──────── EXERCISE INPUT

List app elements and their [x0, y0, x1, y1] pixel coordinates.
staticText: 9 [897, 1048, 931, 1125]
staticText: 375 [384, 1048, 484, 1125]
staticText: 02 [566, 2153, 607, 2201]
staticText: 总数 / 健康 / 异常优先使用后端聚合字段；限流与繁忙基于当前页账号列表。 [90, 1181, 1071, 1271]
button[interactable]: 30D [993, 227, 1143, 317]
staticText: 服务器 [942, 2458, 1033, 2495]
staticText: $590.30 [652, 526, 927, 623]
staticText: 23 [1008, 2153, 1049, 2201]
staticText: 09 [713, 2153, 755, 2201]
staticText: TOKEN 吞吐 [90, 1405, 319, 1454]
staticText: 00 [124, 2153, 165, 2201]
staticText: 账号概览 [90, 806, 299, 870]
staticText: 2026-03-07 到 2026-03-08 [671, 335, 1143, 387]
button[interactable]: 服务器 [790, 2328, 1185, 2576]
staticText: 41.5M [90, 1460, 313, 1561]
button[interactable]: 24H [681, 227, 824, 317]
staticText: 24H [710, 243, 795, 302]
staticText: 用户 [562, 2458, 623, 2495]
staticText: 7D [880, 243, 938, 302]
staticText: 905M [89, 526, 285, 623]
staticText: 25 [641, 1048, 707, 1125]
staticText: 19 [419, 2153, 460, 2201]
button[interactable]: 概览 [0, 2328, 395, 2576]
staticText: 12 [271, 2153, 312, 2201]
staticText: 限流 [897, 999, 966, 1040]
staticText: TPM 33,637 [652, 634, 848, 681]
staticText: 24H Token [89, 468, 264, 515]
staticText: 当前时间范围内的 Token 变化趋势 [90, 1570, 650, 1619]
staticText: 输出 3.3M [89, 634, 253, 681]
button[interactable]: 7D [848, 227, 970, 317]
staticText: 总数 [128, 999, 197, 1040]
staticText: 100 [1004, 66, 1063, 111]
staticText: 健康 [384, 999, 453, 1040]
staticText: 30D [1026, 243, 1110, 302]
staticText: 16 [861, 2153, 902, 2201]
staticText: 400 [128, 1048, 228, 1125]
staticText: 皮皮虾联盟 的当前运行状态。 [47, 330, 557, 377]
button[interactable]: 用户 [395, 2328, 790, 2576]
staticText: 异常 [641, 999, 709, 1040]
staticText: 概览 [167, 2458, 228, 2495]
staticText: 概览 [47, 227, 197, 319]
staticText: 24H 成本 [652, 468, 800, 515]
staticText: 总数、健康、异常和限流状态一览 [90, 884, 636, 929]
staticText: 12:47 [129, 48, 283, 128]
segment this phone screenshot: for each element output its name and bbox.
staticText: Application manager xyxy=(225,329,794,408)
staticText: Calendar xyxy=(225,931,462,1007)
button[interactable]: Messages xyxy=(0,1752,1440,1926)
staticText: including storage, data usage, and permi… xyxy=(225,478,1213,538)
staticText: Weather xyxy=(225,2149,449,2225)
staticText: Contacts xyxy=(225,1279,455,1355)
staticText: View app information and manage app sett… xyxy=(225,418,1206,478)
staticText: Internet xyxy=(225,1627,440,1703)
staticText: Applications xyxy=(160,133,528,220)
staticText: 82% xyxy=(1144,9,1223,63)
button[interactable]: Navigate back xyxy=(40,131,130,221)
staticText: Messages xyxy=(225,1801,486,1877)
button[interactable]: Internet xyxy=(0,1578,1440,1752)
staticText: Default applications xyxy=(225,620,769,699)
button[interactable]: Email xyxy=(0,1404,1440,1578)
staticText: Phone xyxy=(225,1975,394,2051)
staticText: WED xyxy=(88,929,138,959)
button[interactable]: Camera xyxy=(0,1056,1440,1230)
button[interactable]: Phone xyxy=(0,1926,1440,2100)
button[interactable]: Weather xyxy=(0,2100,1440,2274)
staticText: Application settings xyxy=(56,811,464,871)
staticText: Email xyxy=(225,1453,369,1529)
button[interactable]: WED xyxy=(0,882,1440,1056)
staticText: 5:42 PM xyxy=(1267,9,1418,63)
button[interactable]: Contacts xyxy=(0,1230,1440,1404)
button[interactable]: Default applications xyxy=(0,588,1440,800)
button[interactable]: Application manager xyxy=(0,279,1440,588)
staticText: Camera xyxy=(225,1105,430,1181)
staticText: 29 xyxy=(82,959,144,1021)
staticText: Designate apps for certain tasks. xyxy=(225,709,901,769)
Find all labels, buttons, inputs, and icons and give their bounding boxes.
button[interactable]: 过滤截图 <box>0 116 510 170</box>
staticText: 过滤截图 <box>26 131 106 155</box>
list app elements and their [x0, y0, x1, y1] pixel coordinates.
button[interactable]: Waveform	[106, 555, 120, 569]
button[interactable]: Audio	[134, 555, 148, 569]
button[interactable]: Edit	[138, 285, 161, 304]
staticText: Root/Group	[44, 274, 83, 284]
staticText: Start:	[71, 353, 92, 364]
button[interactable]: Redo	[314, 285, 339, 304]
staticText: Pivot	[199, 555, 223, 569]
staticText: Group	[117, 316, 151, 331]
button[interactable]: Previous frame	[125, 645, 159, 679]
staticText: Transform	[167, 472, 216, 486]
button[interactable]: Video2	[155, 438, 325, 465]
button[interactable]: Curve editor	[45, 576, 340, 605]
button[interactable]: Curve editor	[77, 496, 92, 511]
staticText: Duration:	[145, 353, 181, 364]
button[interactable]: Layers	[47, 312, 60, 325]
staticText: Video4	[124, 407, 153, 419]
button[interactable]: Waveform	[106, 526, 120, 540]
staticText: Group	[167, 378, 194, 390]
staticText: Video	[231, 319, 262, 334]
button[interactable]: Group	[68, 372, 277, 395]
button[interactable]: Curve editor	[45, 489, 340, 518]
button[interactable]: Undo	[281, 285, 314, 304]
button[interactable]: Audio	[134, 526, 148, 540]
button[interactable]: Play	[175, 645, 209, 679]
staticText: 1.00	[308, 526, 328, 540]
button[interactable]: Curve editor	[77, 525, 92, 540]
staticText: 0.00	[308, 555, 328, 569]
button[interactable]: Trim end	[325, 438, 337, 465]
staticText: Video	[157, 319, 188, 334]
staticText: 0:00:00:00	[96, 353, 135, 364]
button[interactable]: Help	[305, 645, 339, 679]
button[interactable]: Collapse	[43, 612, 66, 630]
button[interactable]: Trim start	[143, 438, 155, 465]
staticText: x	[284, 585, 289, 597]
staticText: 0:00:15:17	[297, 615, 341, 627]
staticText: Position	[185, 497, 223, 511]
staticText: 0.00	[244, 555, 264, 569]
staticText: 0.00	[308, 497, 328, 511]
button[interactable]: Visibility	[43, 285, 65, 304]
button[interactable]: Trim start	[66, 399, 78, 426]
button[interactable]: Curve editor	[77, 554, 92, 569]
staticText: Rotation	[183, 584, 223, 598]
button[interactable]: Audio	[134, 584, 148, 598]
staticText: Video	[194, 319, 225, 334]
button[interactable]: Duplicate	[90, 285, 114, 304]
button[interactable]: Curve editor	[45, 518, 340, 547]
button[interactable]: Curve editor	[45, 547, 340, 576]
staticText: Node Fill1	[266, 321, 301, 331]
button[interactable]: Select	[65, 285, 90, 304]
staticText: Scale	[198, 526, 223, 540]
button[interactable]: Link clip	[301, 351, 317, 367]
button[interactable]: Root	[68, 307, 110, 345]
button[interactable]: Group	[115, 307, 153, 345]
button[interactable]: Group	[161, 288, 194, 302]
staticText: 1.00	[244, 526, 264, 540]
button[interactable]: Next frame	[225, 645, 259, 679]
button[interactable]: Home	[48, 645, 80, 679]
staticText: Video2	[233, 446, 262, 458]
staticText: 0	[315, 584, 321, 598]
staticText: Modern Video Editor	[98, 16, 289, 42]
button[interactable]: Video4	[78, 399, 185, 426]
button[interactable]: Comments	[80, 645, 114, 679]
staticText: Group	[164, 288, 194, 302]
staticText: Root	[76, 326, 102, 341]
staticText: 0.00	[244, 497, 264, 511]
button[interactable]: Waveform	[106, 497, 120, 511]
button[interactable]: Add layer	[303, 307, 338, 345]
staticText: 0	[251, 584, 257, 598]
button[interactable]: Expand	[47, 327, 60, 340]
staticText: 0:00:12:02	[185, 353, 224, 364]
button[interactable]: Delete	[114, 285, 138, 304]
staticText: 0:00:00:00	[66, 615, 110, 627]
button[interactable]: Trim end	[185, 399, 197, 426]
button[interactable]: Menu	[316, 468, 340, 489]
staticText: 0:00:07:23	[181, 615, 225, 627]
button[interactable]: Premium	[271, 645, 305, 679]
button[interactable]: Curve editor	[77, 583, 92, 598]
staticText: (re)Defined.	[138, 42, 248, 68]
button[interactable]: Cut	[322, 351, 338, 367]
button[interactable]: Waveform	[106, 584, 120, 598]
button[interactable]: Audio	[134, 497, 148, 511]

────────────────

WRITTEN EXERCISE: Copy back the records word for word, starting with the very first line and ending with the line that contains "button[interactable]: 24H [681, 227, 824, 317]", including that line.

SOLUTION TO THIS TASK:
List app elements and their [x0, y0, x1, y1] pixel coordinates.
staticText: 9 [897, 1048, 931, 1125]
staticText: 375 [384, 1048, 484, 1125]
staticText: 02 [566, 2153, 607, 2201]
staticText: 总数 / 健康 / 异常优先使用后端聚合字段；限流与繁忙基于当前页账号列表。 [90, 1181, 1071, 1271]
button[interactable]: 30D [993, 227, 1143, 317]
staticText: 服务器 [942, 2458, 1033, 2495]
staticText: $590.30 [652, 526, 927, 623]
staticText: 23 [1008, 2153, 1049, 2201]
staticText: 09 [713, 2153, 755, 2201]
staticText: TOKEN 吞吐 [90, 1405, 319, 1454]
staticText: 00 [124, 2153, 165, 2201]
staticText: 账号概览 [90, 806, 299, 870]
staticText: 2026-03-07 到 2026-03-08 [671, 335, 1143, 387]
button[interactable]: 服务器 [790, 2328, 1185, 2576]
staticText: 41.5M [90, 1460, 313, 1561]
button[interactable]: 24H [681, 227, 824, 317]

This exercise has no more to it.